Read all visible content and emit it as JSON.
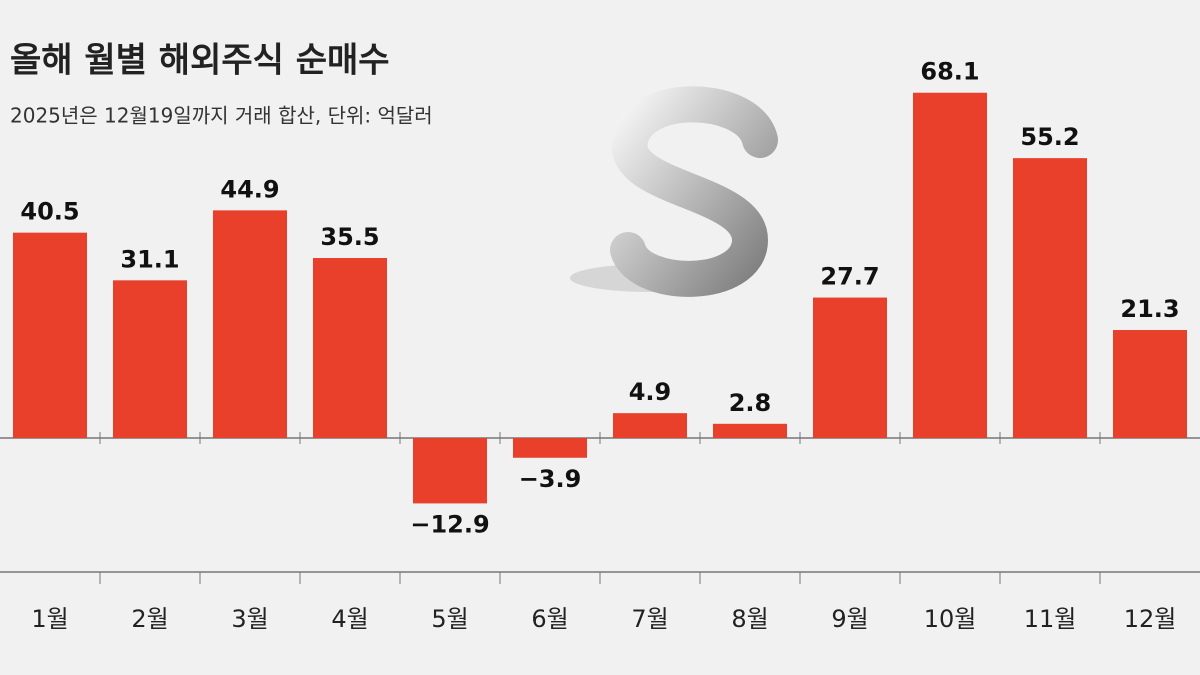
{
  "chart_data": {
    "type": "bar",
    "title": "올해 월별 해외주식 순매수",
    "subtitle": "2025년은 12월19일까지 거래 합산, 단위: 억달러",
    "categories": [
      "1월",
      "2월",
      "3월",
      "4월",
      "5월",
      "6월",
      "7월",
      "8월",
      "9월",
      "10월",
      "11월",
      "12월"
    ],
    "values": [
      40.5,
      31.1,
      44.9,
      35.5,
      -12.9,
      -3.9,
      4.9,
      2.8,
      27.7,
      68.1,
      55.2,
      21.3
    ],
    "value_labels": [
      "40.5",
      "31.1",
      "44.9",
      "35.5",
      "−12.9",
      "−3.9",
      "4.9",
      "2.8",
      "27.7",
      "68.1",
      "55.2",
      "21.3"
    ],
    "color": "#e8402a"
  }
}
---+---
Copy the entries above faithfully and omit every image.

Result of this exercise:
Read all visible content and emit it as JSON.
{
  "chart_data": {
    "type": "bar",
    "title": "올해 월별 해외주식 순매수",
    "subtitle": "2025년은 12월19일까지 거래 합산, 단위: 억달러",
    "categories": [
      "1월",
      "2월",
      "3월",
      "4월",
      "5월",
      "6월",
      "7월",
      "8월",
      "9월",
      "10월",
      "11월",
      "12월"
    ],
    "values": [
      40.5,
      31.1,
      44.9,
      35.5,
      -12.9,
      -3.9,
      4.9,
      2.8,
      27.7,
      68.1,
      55.2,
      21.3
    ],
    "value_labels": [
      "40.5",
      "31.1",
      "44.9",
      "35.5",
      "−12.9",
      "−3.9",
      "4.9",
      "2.8",
      "27.7",
      "68.1",
      "55.2",
      "21.3"
    ],
    "color": "#e8402a"
  }
}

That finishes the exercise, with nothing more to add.